OBJECTIVE — Each line containing the word "instrument" needs to be copied.

◆ ◆ ◆

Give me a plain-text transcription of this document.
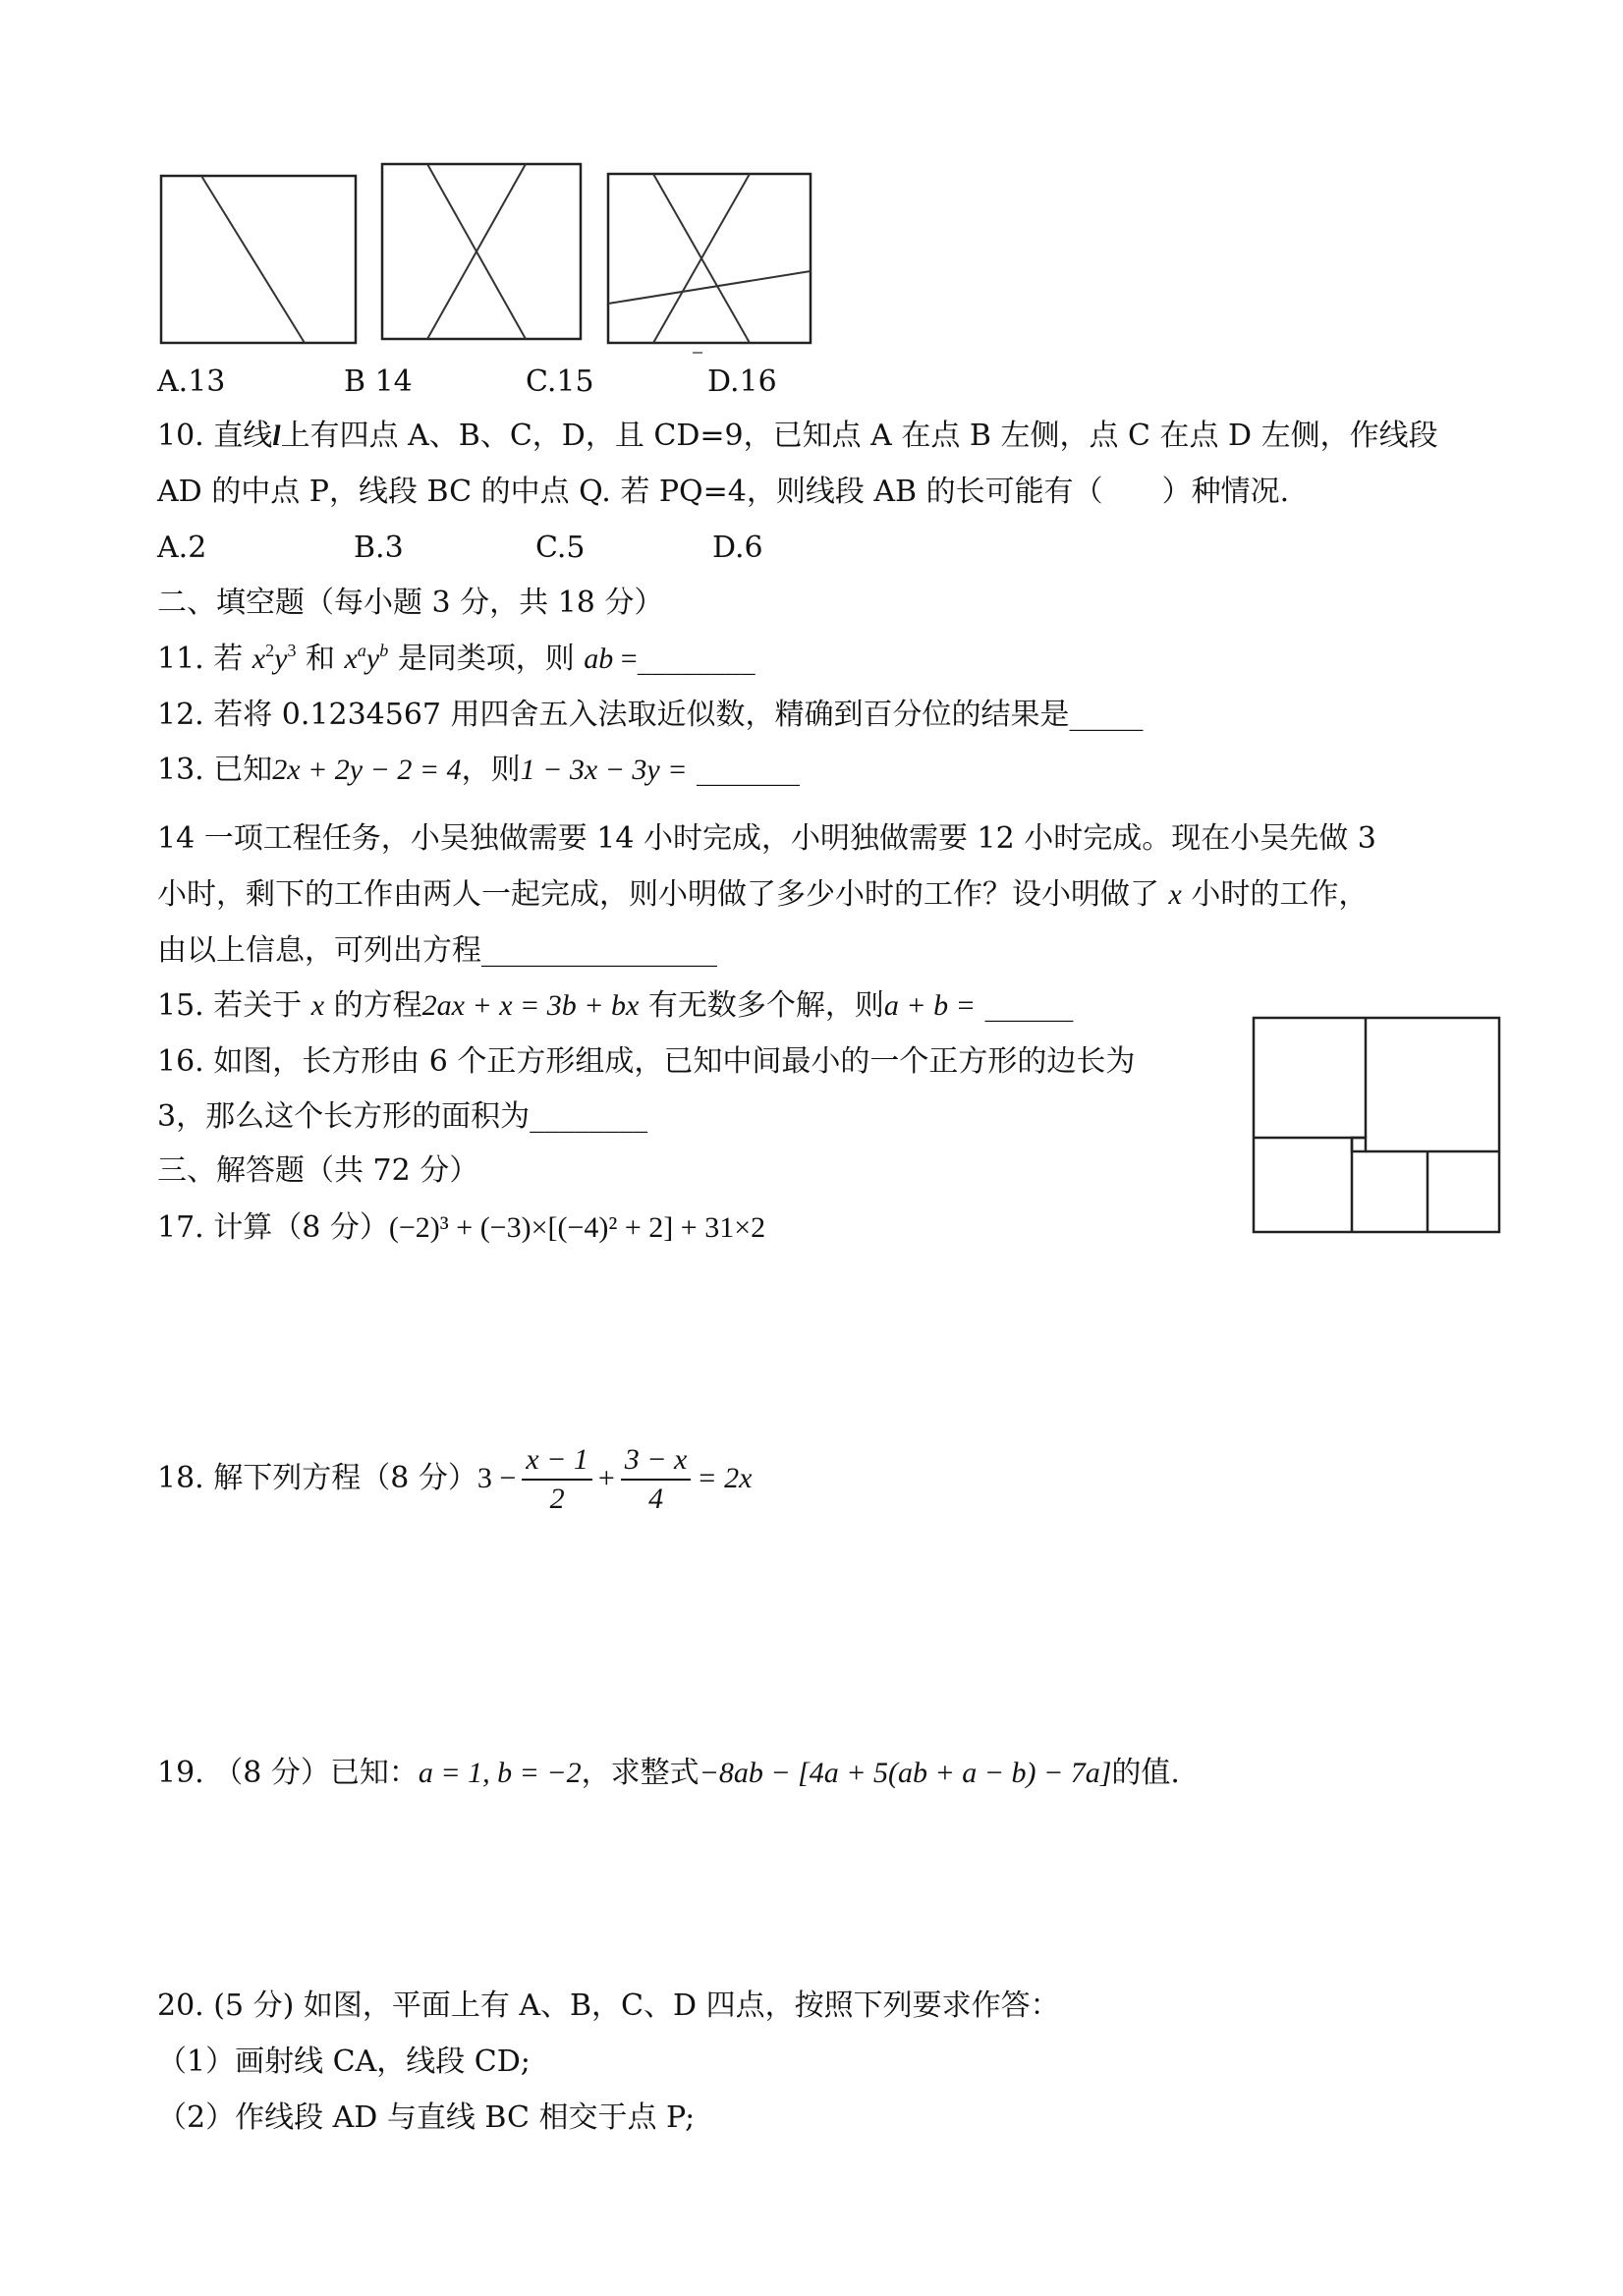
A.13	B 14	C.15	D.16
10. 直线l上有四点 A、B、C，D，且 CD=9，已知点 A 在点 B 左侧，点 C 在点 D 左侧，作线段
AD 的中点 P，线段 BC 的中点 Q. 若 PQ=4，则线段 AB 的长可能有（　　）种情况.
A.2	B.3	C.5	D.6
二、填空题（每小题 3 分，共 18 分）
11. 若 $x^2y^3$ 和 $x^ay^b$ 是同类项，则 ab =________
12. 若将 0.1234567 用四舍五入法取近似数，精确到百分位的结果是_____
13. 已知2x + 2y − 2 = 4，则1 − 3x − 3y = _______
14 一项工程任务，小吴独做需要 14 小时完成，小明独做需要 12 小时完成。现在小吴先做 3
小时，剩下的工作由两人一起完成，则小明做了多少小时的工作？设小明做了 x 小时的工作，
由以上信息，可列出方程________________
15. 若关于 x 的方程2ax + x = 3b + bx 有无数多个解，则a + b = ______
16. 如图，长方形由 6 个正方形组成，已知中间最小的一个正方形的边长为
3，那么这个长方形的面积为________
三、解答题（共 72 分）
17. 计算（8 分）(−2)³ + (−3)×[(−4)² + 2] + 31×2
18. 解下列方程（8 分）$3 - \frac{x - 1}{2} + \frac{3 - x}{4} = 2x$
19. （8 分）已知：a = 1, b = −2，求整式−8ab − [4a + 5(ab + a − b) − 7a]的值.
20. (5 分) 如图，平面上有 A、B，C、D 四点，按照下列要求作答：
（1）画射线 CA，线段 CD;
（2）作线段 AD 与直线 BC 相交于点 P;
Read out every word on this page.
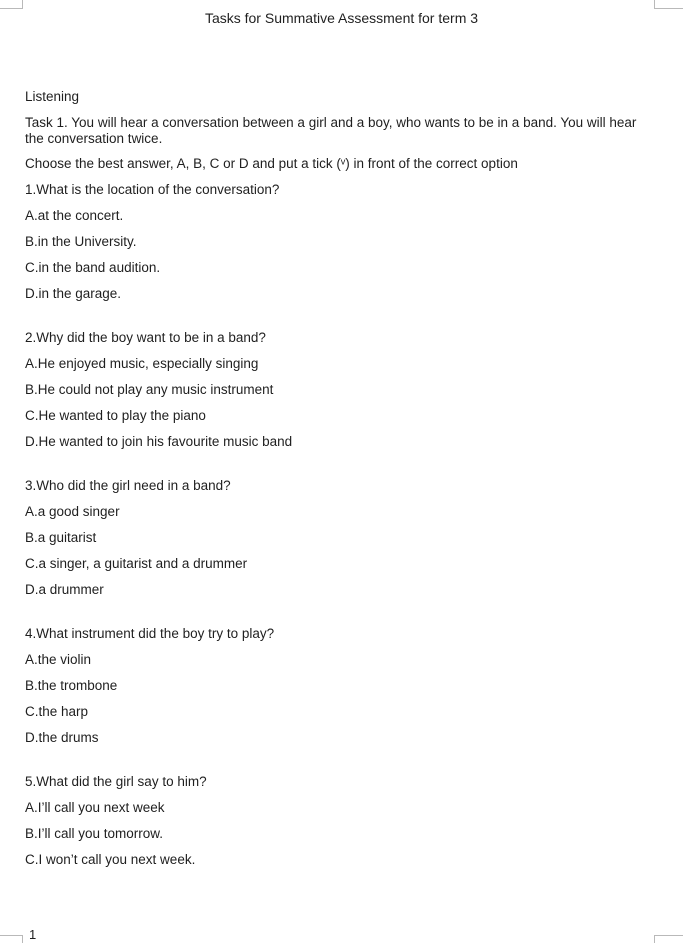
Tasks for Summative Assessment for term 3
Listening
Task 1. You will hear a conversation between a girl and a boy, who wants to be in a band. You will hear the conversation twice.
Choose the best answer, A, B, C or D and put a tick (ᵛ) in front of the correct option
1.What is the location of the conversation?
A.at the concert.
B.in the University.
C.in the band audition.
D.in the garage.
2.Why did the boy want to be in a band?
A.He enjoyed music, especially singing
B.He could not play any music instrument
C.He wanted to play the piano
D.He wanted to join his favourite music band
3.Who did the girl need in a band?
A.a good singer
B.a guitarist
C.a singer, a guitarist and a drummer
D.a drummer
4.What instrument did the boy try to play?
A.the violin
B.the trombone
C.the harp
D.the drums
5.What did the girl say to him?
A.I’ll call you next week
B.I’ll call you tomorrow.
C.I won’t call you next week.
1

◆ ◆ ◆

RESULT OF THIS TASK —
B.He could not play any music instrument
4.What instrument did the boy try to play?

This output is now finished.